▶ PROVIDED DATA:

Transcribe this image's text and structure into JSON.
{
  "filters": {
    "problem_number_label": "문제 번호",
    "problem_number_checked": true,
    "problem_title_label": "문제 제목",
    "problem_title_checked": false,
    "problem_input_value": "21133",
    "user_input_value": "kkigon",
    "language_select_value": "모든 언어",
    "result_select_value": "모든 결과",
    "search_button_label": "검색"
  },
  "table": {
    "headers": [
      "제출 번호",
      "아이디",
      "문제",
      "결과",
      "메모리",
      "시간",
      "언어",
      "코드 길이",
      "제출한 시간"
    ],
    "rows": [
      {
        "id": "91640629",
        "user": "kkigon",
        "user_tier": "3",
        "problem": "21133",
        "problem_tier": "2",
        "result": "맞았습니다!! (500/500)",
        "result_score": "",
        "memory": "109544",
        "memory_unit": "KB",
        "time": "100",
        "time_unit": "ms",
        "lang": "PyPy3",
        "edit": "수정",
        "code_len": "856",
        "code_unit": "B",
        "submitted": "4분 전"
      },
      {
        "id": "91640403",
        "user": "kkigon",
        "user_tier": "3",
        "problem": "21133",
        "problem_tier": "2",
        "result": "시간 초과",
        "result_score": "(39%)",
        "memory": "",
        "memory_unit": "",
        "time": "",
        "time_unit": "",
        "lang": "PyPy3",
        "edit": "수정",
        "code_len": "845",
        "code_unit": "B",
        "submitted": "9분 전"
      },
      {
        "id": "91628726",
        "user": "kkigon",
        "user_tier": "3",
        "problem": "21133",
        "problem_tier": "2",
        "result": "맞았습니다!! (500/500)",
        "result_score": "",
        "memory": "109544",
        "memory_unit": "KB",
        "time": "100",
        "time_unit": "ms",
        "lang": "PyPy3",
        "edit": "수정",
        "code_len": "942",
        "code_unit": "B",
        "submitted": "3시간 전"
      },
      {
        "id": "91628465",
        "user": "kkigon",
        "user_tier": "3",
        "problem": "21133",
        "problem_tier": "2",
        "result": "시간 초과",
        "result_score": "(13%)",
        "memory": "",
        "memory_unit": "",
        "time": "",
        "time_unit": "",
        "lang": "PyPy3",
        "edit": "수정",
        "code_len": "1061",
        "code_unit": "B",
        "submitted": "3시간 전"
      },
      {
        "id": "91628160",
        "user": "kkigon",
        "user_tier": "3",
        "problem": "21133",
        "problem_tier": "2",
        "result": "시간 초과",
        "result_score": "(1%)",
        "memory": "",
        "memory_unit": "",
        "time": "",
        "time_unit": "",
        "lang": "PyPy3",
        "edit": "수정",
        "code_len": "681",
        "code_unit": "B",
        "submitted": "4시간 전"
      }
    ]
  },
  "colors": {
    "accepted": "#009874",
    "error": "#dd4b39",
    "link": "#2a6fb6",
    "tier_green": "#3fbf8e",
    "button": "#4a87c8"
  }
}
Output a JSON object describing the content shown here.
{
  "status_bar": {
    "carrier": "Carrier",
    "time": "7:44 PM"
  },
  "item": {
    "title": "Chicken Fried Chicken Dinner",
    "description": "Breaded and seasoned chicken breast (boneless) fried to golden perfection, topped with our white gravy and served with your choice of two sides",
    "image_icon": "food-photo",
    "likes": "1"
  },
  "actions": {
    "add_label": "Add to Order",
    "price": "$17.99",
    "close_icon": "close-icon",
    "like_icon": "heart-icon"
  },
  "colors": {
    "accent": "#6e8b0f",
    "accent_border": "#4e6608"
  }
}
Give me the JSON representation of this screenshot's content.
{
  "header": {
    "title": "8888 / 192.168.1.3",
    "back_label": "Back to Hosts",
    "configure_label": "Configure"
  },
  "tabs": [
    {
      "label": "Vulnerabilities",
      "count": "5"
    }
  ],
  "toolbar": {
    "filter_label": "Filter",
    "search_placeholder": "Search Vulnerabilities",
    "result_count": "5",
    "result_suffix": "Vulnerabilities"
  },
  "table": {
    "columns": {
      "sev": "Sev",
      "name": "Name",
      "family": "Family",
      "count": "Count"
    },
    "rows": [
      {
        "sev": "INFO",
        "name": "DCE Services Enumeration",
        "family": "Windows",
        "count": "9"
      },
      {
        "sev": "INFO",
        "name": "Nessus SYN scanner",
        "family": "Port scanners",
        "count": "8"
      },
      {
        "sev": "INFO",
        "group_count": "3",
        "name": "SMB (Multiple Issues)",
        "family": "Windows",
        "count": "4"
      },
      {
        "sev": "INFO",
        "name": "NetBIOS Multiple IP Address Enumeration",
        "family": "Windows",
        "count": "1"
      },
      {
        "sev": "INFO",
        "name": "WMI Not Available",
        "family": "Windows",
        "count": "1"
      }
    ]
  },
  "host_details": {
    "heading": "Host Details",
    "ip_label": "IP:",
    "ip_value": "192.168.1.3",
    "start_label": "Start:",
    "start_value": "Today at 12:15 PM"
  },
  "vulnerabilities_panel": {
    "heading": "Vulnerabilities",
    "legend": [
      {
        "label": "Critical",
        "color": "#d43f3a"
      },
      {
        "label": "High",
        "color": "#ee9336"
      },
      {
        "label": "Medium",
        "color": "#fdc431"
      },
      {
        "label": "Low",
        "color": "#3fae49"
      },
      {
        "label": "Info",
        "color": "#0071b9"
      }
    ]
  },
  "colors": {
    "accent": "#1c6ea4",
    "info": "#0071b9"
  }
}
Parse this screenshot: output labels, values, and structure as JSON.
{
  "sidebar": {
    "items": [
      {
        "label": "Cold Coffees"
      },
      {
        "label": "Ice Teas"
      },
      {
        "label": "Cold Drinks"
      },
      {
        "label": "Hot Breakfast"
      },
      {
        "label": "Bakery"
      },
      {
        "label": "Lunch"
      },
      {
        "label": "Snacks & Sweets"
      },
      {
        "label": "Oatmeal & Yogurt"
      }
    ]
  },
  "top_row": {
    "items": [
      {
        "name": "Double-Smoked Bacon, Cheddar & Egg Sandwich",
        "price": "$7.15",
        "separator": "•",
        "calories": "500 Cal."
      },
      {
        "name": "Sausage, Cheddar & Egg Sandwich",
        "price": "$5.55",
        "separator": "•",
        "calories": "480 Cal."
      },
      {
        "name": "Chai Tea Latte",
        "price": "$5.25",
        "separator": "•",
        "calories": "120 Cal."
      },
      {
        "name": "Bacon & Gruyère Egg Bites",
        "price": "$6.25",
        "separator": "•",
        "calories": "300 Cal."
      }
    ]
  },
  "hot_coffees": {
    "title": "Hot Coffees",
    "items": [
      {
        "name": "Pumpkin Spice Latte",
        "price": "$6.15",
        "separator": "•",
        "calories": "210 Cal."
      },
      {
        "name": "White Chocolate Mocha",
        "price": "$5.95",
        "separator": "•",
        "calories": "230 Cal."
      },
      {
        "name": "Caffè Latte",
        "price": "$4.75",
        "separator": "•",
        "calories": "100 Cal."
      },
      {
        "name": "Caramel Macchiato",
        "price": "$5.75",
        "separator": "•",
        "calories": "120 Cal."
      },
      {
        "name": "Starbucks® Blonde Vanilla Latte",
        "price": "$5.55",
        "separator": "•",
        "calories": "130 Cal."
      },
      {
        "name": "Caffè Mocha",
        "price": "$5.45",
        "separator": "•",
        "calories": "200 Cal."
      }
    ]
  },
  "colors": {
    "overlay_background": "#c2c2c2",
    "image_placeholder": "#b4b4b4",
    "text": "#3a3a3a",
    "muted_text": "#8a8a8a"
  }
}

▶ WHAT IS REQUIRED: Using the records above, copy each line that contains "JSON".

▶ EXERCISE OUTPUT:
Transcribe this image's text and structure into JSON.
Output a JSON object describing the content shown here.
Give me the JSON representation of this screenshot's content.
Parse this screenshot: output labels, values, and structure as JSON.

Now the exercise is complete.